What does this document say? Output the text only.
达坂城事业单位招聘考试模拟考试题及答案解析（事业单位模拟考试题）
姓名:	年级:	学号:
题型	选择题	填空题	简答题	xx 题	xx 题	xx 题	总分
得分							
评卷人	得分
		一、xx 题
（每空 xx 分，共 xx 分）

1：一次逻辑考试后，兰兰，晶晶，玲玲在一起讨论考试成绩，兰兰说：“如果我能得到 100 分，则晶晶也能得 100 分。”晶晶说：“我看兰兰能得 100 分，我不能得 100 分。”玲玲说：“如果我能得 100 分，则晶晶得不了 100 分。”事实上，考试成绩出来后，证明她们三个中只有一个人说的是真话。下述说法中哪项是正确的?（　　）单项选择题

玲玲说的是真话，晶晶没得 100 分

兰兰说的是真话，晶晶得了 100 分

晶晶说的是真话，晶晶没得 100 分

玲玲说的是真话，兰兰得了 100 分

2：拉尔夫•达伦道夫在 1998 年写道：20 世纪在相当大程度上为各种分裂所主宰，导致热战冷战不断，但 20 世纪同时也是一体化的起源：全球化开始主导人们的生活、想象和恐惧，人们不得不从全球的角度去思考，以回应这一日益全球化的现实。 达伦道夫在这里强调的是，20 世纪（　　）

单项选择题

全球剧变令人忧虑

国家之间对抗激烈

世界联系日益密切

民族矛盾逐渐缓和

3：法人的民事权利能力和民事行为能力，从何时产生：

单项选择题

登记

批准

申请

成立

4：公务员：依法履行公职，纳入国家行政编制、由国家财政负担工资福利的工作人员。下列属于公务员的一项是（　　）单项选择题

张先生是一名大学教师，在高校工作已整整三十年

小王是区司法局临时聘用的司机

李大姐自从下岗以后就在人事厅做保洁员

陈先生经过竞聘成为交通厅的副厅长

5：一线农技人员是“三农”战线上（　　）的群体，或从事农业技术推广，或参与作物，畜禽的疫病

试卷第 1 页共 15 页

____

Using the data above, return each line exactly as written.

### Solution to the problem
What does this document say? Output the text only.
达坂城事业单位招聘考试模拟考试题及答案解析（事业单位模拟考试题）
姓名:	年级:	学号:
题型	选择题	填空题	简答题	xx 题	xx 题	xx 题	总分
得分							
评卷人	得分
		一、xx 题
（每空 xx 分，共 xx 分）

1：一次逻辑考试后，兰兰，晶晶，玲玲在一起讨论考试成绩，兰兰说：“如果我能得到 100 分，则晶晶也能得 100 分。”晶晶说：“我看兰兰能得 100 分，我不能得 100 分。”玲玲说：“如果我能得 100 分，则晶晶得不了 100 分。”事实上，考试成绩出来后，证明她们三个中只有一个人说的是真话。下述说法中哪项是正确的?（　　）单项选择题

玲玲说的是真话，晶晶没得 100 分

兰兰说的是真话，晶晶得了 100 分

晶晶说的是真话，晶晶没得 100 分

玲玲说的是真话，兰兰得了 100 分

2：拉尔夫•达伦道夫在 1998 年写道：20 世纪在相当大程度上为各种分裂所主宰，导致热战冷战不断，但 20 世纪同时也是一体化的起源：全球化开始主导人们的生活、想象和恐惧，人们不得不从全球的角度去思考，以回应这一日益全球化的现实。 达伦道夫在这里强调的是，20 世纪（　　）

单项选择题

全球剧变令人忧虑

国家之间对抗激烈

世界联系日益密切

民族矛盾逐渐缓和

3：法人的民事权利能力和民事行为能力，从何时产生：

单项选择题

登记

批准

申请

成立

4：公务员：依法履行公职，纳入国家行政编制、由国家财政负担工资福利的工作人员。下列属于公务员的一项是（　　）单项选择题

张先生是一名大学教师，在高校工作已整整三十年

小王是区司法局临时聘用的司机

李大姐自从下岗以后就在人事厅做保洁员

陈先生经过竞聘成为交通厅的副厅长

5：一线农技人员是“三农”战线上（　　）的群体，或从事农业技术推广，或参与作物，畜禽的疫病

试卷第 1 页共 15 页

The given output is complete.